● WHAT THE TASK ASKS: Quote the whole listing word for word, please.

● ENTRIES SHOWN:
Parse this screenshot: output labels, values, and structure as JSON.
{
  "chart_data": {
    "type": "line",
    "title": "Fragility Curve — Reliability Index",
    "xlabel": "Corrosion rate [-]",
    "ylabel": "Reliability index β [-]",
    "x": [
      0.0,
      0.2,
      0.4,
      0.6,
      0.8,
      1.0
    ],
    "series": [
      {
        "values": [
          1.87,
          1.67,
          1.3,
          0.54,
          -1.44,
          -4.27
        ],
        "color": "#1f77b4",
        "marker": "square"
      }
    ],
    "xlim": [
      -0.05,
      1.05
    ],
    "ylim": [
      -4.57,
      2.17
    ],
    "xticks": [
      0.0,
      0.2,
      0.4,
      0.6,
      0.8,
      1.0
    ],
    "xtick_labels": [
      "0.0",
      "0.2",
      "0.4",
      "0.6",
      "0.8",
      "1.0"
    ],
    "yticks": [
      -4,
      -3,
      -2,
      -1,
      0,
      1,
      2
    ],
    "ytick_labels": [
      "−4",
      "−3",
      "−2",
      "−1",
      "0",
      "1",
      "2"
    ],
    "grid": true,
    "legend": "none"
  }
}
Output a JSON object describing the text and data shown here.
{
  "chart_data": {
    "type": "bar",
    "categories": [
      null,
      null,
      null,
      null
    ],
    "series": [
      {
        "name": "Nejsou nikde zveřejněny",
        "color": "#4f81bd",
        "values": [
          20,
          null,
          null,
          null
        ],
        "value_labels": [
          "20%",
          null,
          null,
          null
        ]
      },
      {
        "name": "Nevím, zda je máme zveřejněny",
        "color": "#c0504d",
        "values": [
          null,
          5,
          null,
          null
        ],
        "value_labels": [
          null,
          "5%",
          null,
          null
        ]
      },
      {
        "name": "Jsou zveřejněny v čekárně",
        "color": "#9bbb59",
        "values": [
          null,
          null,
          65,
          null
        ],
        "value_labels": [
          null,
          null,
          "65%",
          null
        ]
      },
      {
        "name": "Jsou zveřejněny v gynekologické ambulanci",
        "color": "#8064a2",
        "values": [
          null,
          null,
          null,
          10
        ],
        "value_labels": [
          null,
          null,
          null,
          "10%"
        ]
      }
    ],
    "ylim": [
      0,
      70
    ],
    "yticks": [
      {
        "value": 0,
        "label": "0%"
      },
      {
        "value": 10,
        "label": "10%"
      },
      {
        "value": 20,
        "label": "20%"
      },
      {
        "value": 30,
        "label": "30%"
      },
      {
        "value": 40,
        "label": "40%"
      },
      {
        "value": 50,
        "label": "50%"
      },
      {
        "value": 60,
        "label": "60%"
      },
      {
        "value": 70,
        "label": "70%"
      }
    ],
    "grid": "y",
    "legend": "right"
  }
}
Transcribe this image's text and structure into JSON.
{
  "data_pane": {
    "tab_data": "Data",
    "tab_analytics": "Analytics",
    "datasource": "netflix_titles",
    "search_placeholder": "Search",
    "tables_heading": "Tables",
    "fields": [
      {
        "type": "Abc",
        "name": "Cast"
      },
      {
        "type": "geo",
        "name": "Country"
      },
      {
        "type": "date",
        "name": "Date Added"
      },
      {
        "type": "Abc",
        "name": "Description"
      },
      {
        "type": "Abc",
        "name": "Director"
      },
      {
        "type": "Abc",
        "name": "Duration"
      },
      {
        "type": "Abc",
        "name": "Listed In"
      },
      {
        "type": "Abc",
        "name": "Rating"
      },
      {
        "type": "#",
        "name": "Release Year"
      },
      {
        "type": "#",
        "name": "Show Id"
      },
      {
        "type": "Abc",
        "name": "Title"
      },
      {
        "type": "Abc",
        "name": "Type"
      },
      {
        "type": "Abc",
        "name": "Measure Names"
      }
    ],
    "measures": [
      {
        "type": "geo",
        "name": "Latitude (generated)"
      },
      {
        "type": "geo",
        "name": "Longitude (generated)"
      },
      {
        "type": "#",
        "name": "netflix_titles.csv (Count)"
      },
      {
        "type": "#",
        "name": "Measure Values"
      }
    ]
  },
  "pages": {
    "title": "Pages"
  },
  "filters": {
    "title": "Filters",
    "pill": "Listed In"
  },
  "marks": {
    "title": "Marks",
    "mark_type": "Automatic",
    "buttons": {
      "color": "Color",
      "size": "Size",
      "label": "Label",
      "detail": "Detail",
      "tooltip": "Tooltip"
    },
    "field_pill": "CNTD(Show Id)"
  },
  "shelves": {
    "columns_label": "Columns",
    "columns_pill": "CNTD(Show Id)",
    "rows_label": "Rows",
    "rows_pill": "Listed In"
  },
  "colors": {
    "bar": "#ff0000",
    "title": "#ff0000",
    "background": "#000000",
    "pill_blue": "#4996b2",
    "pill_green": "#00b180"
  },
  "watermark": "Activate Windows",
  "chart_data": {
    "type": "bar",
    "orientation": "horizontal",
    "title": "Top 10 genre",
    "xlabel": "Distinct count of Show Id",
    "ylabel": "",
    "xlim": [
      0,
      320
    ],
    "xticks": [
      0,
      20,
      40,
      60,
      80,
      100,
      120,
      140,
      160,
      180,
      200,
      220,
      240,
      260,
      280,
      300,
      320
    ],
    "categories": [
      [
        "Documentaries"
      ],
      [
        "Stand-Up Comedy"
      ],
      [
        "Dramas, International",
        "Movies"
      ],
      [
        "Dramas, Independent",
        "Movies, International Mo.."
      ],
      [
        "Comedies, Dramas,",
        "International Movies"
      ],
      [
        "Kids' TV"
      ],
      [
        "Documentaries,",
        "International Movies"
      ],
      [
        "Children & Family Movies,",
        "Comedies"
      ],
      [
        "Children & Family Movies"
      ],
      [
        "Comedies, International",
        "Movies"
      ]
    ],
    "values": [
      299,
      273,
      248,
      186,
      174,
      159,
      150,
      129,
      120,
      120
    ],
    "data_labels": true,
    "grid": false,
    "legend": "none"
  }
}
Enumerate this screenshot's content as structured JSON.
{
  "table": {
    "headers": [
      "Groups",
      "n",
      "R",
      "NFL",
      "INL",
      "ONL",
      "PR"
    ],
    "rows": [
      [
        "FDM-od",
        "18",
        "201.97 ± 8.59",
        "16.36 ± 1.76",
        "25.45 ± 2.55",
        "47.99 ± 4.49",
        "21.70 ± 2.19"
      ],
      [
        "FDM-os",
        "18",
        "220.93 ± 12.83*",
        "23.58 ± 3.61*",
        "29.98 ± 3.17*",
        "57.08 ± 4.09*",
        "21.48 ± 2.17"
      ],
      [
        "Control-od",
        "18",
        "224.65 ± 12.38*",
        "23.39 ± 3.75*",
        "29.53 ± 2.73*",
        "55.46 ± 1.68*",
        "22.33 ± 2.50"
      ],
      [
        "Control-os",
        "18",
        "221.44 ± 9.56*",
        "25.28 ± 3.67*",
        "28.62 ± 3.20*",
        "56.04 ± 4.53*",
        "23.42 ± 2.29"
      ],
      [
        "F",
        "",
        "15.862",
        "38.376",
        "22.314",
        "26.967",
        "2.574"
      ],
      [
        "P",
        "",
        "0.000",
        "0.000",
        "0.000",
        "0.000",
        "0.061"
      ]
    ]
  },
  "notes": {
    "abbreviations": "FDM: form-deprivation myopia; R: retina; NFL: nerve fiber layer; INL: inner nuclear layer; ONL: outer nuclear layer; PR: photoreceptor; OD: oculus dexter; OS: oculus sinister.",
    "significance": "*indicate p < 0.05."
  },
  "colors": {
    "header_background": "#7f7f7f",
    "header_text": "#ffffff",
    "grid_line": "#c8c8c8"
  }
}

● RESULT BELOW:
Parse this screenshot: output labels, values, and structure as JSON.
{
  "chart_data": {
    "type": "line",
    "title": "Fragility Curve — Reliability Index",
    "xlabel": "Corrosion rate [-]",
    "ylabel": "Reliability index β [-]",
    "x": [
      0.0,
      0.2,
      0.4,
      0.6,
      0.8,
      1.0
    ],
    "series": [
      {
        "values": [
          1.87,
          1.67,
          1.3,
          0.54,
          -1.44,
          -4.27
        ],
        "color": "#1f77b4",
        "marker": "square"
      }
    ],
    "xlim": [
      -0.05,
      1.05
    ],
    "ylim": [
      -4.57,
      2.17
    ],
    "xticks": [
      0.0,
      0.2,
      0.4,
      0.6,
      0.8,
      1.0
    ],
    "xtick_labels": [
      "0.0",
      "0.2",
      "0.4",
      "0.6",
      "0.8",
      "1.0"
    ],
    "yticks": [
      -4,
      -3,
      -2,
      -1,
      0,
      1,
      2
    ],
    "ytick_labels": [
      "−4",
      "−3",
      "−2",
      "−1",
      "0",
      "1",
      "2"
    ],
    "grid": true,
    "legend": "none"
  }
}
Output a JSON object describing the text and data shown here.
{
  "chart_data": {
    "type": "bar",
    "categories": [
      null,
      null,
      null,
      null
    ],
    "series": [
      {
        "name": "Nejsou nikde zveřejněny",
        "color": "#4f81bd",
        "values": [
          20,
          null,
          null,
          null
        ],
        "value_labels": [
          "20%",
          null,
          null,
          null
        ]
      },
      {
        "name": "Nevím, zda je máme zveřejněny",
        "color": "#c0504d",
        "values": [
          null,
          5,
          null,
          null
        ],
        "value_labels": [
          null,
          "5%",
          null,
          null
        ]
      },
      {
        "name": "Jsou zveřejněny v čekárně",
        "color": "#9bbb59",
        "values": [
          null,
          null,
          65,
          null
        ],
        "value_labels": [
          null,
          null,
          "65%",
          null
        ]
      },
      {
        "name": "Jsou zveřejněny v gynekologické ambulanci",
        "color": "#8064a2",
        "values": [
          null,
          null,
          null,
          10
        ],
        "value_labels": [
          null,
          null,
          null,
          "10%"
        ]
      }
    ],
    "ylim": [
      0,
      70
    ],
    "yticks": [
      {
        "value": 0,
        "label": "0%"
      },
      {
        "value": 10,
        "label": "10%"
      },
      {
        "value": 20,
        "label": "20%"
      },
      {
        "value": 30,
        "label": "30%"
      },
      {
        "value": 40,
        "label": "40%"
      },
      {
        "value": 50,
        "label": "50%"
      },
      {
        "value": 60,
        "label": "60%"
      },
      {
        "value": 70,
        "label": "70%"
      }
    ],
    "grid": "y",
    "legend": "right"
  }
}
Transcribe this image's text and structure into JSON.
{
  "data_pane": {
    "tab_data": "Data",
    "tab_analytics": "Analytics",
    "datasource": "netflix_titles",
    "search_placeholder": "Search",
    "tables_heading": "Tables",
    "fields": [
      {
        "type": "Abc",
        "name": "Cast"
      },
      {
        "type": "geo",
        "name": "Country"
      },
      {
        "type": "date",
        "name": "Date Added"
      },
      {
        "type": "Abc",
        "name": "Description"
      },
      {
        "type": "Abc",
        "name": "Director"
      },
      {
        "type": "Abc",
        "name": "Duration"
      },
      {
        "type": "Abc",
        "name": "Listed In"
      },
      {
        "type": "Abc",
        "name": "Rating"
      },
      {
        "type": "#",
        "name": "Release Year"
      },
      {
        "type": "#",
        "name": "Show Id"
      },
      {
        "type": "Abc",
        "name": "Title"
      },
      {
        "type": "Abc",
        "name": "Type"
      },
      {
        "type": "Abc",
        "name": "Measure Names"
      }
    ],
    "measures": [
      {
        "type": "geo",
        "name": "Latitude (generated)"
      },
      {
        "type": "geo",
        "name": "Longitude (generated)"
      },
      {
        "type": "#",
        "name": "netflix_titles.csv (Count)"
      },
      {
        "type": "#",
        "name": "Measure Values"
      }
    ]
  },
  "pages": {
    "title": "Pages"
  },
  "filters": {
    "title": "Filters",
    "pill": "Listed In"
  },
  "marks": {
    "title": "Marks",
    "mark_type": "Automatic",
    "buttons": {
      "color": "Color",
      "size": "Size",
      "label": "Label",
      "detail": "Detail",
      "tooltip": "Tooltip"
    },
    "field_pill": "CNTD(Show Id)"
  },
  "shelves": {
    "columns_label": "Columns",
    "columns_pill": "CNTD(Show Id)",
    "rows_label": "Rows",
    "rows_pill": "Listed In"
  },
  "colors": {
    "bar": "#ff0000",
    "title": "#ff0000",
    "background": "#000000",
    "pill_blue": "#4996b2",
    "pill_green": "#00b180"
  },
  "watermark": "Activate Windows",
  "chart_data": {
    "type": "bar",
    "orientation": "horizontal",
    "title": "Top 10 genre",
    "xlabel": "Distinct count of Show Id",
    "ylabel": "",
    "xlim": [
      0,
      320
    ],
    "xticks": [
      0,
      20,
      40,
      60,
      80,
      100,
      120,
      140,
      160,
      180,
      200,
      220,
      240,
      260,
      280,
      300,
      320
    ],
    "categories": [
      [
        "Documentaries"
      ],
      [
        "Stand-Up Comedy"
      ],
      [
        "Dramas, International",
        "Movies"
      ],
      [
        "Dramas, Independent",
        "Movies, International Mo.."
      ],
      [
        "Comedies, Dramas,",
        "International Movies"
      ],
      [
        "Kids' TV"
      ],
      [
        "Documentaries,",
        "International Movies"
      ],
      [
        "Children & Family Movies,",
        "Comedies"
      ],
      [
        "Children & Family Movies"
      ],
      [
        "Comedies, International",
        "Movies"
      ]
    ],
    "values": [
      299,
      273,
      248,
      186,
      174,
      159,
      150,
      129,
      120,
      120
    ],
    "data_labels": true,
    "grid": false,
    "legend": "none"
  }
}
Enumerate this screenshot's content as structured JSON.
{
  "table": {
    "headers": [
      "Groups",
      "n",
      "R",
      "NFL",
      "INL",
      "ONL",
      "PR"
    ],
    "rows": [
      [
        "FDM-od",
        "18",
        "201.97 ± 8.59",
        "16.36 ± 1.76",
        "25.45 ± 2.55",
        "47.99 ± 4.49",
        "21.70 ± 2.19"
      ],
      [
        "FDM-os",
        "18",
        "220.93 ± 12.83*",
        "23.58 ± 3.61*",
        "29.98 ± 3.17*",
        "57.08 ± 4.09*",
        "21.48 ± 2.17"
      ],
      [
        "Control-od",
        "18",
        "224.65 ± 12.38*",
        "23.39 ± 3.75*",
        "29.53 ± 2.73*",
        "55.46 ± 1.68*",
        "22.33 ± 2.50"
      ],
      [
        "Control-os",
        "18",
        "221.44 ± 9.56*",
        "25.28 ± 3.67*",
        "28.62 ± 3.20*",
        "56.04 ± 4.53*",
        "23.42 ± 2.29"
      ],
      [
        "F",
        "",
        "15.862",
        "38.376",
        "22.314",
        "26.967",
        "2.574"
      ],
      [
        "P",
        "",
        "0.000",
        "0.000",
        "0.000",
        "0.000",
        "0.061"
      ]
    ]
  },
  "notes": {
    "abbreviations": "FDM: form-deprivation myopia; R: retina; NFL: nerve fiber layer; INL: inner nuclear layer; ONL: outer nuclear layer; PR: photoreceptor; OD: oculus dexter; OS: oculus sinister.",
    "significance": "*indicate p < 0.05."
  },
  "colors": {
    "header_background": "#7f7f7f",
    "header_text": "#ffffff",
    "grid_line": "#c8c8c8"
  }
}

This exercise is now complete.